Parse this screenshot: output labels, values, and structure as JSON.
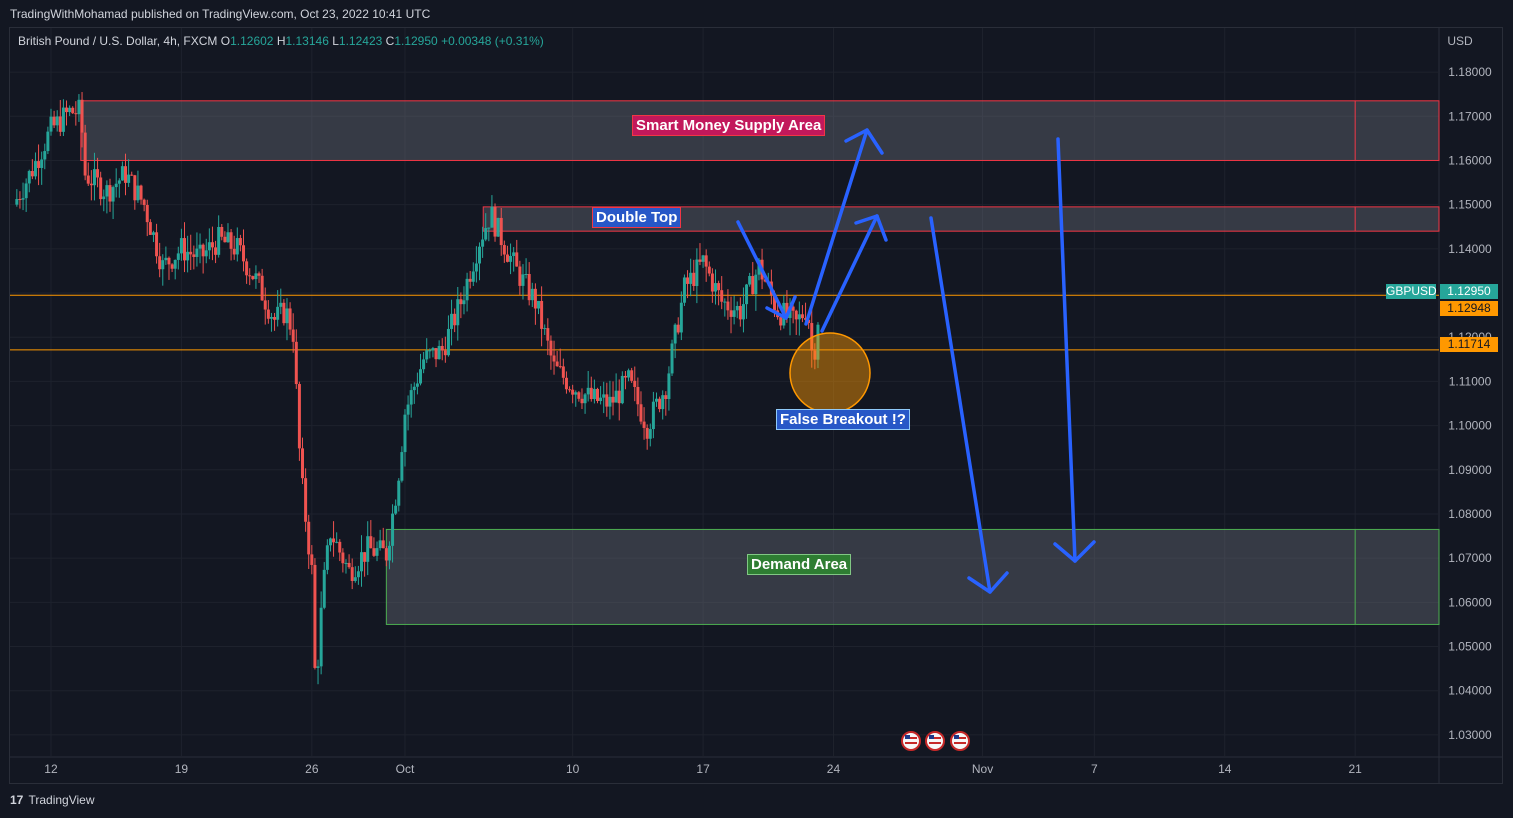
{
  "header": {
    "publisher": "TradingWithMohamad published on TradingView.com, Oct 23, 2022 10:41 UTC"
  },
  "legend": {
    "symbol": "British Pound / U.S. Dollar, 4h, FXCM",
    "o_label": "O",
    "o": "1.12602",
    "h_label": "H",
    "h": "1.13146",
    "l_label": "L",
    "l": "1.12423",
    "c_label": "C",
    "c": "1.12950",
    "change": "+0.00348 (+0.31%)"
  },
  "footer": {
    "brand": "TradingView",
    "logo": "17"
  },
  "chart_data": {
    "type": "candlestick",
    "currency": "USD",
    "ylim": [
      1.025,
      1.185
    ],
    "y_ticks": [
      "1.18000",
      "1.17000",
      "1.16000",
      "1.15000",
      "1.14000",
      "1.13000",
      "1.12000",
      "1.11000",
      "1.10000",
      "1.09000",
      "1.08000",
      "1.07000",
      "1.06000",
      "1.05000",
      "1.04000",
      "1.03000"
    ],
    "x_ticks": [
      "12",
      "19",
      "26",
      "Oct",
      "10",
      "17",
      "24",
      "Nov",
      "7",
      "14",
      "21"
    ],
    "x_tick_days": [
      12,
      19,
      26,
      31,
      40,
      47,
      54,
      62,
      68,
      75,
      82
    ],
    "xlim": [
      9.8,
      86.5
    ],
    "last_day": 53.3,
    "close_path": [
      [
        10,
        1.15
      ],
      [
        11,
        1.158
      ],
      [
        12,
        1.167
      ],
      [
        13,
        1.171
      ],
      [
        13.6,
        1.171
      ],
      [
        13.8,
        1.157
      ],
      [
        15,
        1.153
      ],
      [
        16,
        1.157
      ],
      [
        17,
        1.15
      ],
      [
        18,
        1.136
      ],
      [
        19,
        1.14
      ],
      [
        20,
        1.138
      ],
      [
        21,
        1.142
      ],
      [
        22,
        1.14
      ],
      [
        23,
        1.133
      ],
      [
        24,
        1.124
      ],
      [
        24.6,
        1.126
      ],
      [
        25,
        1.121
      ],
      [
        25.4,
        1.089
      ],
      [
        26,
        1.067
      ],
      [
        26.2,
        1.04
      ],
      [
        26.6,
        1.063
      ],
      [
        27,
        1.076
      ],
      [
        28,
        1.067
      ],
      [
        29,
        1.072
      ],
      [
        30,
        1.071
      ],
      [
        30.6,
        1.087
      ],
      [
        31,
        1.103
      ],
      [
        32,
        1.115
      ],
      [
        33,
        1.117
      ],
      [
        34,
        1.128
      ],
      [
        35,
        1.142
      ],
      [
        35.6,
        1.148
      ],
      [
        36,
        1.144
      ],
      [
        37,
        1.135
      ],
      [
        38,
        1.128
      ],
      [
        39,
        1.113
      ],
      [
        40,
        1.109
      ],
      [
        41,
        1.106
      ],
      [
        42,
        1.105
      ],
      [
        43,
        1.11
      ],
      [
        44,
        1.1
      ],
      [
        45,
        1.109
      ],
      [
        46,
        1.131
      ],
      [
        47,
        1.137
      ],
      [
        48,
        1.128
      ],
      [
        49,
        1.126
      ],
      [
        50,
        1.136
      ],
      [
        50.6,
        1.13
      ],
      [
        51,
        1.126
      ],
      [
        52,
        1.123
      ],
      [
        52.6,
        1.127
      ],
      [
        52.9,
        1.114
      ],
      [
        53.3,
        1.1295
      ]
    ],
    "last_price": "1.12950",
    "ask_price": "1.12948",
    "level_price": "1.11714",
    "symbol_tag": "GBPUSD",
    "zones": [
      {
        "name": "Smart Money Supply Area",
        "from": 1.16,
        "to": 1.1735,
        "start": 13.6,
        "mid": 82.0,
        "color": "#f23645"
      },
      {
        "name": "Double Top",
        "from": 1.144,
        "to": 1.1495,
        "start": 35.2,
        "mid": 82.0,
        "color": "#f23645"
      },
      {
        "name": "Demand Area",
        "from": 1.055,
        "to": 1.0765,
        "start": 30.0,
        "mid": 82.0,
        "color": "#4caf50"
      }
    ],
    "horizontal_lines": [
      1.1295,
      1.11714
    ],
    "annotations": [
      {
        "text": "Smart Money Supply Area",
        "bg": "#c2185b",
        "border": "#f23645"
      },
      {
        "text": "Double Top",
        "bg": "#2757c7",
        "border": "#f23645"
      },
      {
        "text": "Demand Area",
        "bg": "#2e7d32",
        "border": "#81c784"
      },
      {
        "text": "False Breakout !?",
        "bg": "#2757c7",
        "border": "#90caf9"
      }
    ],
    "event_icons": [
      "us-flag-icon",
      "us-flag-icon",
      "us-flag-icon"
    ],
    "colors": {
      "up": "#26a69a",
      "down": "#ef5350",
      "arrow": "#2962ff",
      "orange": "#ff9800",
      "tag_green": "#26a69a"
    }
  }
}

● ● ● ● ●

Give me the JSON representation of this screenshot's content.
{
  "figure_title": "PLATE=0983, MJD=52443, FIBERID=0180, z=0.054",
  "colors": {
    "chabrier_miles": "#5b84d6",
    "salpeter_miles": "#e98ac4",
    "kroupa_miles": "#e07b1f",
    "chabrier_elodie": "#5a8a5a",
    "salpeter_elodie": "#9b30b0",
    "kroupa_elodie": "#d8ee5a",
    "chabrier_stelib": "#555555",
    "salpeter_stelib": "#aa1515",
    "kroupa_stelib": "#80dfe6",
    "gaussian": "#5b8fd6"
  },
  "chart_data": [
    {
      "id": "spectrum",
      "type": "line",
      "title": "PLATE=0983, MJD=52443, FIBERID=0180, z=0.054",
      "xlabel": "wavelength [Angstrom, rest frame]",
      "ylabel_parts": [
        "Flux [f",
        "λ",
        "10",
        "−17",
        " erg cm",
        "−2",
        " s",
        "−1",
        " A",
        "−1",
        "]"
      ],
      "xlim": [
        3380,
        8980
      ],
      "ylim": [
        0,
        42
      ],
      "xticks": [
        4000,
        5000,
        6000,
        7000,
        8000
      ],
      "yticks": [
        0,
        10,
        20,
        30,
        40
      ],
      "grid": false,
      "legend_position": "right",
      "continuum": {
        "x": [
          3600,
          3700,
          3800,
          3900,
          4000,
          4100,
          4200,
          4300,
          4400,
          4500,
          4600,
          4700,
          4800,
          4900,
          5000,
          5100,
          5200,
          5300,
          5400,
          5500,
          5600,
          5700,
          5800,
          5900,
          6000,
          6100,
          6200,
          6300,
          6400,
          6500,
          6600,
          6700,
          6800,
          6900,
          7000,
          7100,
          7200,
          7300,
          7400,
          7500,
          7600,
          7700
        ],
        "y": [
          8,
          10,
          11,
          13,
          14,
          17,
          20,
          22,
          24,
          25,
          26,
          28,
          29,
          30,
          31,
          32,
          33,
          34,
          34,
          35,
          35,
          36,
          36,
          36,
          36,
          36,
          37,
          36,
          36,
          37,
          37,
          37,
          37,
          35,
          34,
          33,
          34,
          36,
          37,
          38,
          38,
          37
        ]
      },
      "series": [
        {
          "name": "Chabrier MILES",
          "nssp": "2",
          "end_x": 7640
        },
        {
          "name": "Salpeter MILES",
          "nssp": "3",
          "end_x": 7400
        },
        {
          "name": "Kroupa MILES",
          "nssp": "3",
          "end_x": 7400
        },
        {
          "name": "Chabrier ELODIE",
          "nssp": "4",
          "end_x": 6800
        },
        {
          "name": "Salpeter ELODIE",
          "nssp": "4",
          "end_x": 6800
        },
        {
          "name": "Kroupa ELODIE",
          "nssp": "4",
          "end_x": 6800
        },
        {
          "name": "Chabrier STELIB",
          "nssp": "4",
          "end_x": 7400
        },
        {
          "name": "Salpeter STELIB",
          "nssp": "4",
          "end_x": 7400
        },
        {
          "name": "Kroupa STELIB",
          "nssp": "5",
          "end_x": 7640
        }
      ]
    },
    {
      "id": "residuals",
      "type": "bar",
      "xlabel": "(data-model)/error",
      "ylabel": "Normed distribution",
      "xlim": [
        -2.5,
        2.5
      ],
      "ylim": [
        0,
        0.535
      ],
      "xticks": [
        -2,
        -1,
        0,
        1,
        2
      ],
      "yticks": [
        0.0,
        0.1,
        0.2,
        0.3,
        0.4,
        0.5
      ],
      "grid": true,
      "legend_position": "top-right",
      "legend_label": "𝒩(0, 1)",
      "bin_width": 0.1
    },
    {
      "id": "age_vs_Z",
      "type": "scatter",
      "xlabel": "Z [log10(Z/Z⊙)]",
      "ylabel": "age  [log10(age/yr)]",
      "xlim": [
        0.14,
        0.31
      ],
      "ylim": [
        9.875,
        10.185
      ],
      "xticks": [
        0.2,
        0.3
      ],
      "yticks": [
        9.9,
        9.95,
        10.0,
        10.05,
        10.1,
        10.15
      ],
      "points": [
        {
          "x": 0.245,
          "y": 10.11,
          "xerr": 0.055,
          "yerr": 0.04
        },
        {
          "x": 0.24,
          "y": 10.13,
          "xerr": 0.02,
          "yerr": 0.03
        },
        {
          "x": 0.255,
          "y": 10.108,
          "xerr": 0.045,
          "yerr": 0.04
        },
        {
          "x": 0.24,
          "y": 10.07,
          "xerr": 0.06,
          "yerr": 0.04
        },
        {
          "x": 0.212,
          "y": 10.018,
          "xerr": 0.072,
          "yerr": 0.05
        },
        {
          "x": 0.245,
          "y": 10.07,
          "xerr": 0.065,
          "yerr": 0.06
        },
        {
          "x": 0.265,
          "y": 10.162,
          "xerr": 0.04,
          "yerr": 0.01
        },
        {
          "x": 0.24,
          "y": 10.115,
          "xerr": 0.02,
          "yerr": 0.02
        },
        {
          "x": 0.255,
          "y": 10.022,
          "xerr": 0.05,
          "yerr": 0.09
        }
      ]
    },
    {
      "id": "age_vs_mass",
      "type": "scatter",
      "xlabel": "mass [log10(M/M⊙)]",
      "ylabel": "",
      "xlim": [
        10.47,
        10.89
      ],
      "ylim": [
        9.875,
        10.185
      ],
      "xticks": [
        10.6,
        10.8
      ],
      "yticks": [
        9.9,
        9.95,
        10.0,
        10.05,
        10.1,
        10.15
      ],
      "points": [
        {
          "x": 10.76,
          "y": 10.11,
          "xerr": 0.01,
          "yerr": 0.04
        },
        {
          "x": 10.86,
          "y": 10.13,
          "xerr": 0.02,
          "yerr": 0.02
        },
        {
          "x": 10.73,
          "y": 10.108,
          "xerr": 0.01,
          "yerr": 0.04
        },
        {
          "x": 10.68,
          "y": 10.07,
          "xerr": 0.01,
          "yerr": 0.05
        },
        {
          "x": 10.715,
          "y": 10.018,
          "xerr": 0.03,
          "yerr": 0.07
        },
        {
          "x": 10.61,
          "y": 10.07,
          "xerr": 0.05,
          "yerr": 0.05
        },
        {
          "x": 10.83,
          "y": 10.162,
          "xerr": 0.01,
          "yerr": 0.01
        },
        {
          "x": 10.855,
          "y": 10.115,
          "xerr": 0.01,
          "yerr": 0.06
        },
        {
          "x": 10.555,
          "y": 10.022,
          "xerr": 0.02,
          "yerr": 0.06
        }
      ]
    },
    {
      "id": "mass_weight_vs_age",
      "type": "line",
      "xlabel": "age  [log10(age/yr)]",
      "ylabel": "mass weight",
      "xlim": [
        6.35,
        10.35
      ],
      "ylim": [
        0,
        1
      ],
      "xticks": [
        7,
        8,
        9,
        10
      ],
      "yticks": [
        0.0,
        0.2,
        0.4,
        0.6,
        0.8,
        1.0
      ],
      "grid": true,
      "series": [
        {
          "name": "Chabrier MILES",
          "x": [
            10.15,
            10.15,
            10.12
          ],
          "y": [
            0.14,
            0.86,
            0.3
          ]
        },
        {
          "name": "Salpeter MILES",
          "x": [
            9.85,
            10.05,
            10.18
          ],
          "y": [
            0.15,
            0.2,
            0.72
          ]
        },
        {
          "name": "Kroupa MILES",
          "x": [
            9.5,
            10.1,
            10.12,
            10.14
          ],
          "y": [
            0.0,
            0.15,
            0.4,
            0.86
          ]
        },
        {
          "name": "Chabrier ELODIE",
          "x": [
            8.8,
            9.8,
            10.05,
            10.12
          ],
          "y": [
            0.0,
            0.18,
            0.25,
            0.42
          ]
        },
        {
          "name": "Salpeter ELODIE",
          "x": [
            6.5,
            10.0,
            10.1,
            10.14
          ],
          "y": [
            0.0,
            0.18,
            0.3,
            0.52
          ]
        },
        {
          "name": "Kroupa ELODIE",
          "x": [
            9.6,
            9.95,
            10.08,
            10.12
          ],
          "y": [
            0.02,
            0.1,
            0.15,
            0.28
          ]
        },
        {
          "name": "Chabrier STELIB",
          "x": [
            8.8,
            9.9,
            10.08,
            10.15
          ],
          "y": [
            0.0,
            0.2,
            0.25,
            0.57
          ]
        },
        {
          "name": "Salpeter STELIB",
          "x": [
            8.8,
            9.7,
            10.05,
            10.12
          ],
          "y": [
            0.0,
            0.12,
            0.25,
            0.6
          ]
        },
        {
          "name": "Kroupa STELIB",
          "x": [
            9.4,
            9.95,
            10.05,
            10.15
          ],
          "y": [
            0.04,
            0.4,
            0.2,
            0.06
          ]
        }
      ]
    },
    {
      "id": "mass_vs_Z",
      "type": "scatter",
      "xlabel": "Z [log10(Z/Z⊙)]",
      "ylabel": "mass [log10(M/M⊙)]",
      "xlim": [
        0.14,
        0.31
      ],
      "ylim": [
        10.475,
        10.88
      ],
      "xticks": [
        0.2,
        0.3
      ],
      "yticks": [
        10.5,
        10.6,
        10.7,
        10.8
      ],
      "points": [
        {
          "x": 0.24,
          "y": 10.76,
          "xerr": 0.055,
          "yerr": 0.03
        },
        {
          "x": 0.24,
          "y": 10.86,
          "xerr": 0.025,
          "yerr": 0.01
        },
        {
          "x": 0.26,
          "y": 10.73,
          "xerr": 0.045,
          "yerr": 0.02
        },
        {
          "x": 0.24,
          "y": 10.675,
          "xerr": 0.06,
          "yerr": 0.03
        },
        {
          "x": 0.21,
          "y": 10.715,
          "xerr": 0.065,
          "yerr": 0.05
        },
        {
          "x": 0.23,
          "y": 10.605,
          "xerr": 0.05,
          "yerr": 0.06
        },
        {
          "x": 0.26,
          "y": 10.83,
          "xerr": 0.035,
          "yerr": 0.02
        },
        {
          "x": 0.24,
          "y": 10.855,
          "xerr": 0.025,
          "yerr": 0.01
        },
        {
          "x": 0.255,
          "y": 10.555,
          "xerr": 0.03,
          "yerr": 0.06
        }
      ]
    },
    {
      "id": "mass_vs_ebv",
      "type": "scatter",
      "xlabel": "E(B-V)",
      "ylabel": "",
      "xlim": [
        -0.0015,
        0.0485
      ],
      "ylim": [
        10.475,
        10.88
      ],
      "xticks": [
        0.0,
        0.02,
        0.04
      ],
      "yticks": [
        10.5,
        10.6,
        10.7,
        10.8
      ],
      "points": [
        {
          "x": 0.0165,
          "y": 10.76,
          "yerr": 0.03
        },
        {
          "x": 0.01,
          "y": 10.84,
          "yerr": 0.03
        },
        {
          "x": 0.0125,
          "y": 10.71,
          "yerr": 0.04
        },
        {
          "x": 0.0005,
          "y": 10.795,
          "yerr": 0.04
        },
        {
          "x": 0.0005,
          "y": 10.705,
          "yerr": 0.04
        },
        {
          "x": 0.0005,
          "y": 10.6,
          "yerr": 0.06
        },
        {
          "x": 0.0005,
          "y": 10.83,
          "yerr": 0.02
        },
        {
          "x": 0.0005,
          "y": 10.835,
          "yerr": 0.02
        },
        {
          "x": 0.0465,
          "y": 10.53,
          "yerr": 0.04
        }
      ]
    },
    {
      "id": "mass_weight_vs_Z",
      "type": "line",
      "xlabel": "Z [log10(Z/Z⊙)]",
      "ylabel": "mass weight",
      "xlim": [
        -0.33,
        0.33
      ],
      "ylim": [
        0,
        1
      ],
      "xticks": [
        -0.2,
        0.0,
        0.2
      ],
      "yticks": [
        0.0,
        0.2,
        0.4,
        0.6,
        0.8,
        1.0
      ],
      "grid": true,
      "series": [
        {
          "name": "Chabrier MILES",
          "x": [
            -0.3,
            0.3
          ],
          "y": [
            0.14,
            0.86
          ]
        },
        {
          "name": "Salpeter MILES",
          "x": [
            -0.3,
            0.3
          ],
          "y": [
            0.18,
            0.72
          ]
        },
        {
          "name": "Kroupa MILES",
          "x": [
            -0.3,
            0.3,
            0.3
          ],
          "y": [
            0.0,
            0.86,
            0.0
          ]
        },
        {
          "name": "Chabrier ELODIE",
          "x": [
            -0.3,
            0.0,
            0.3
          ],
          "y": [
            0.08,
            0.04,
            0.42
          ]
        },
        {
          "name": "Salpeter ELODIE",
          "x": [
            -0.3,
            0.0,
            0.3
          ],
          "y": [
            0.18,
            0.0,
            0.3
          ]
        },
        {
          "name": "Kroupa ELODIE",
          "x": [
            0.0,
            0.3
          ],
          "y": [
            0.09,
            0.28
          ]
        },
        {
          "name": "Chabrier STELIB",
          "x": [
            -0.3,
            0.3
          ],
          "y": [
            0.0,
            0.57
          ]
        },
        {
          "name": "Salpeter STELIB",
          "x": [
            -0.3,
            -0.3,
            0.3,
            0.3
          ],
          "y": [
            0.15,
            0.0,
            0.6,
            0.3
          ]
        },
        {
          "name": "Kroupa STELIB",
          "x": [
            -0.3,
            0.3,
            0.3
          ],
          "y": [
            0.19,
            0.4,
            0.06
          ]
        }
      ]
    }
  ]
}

● ● ● ● ●

Check each line of the records for the word "Supply", and show the lines that contain it.

        "name": "Smart Money Supply Area",
        "text": "Smart Money Supply Area",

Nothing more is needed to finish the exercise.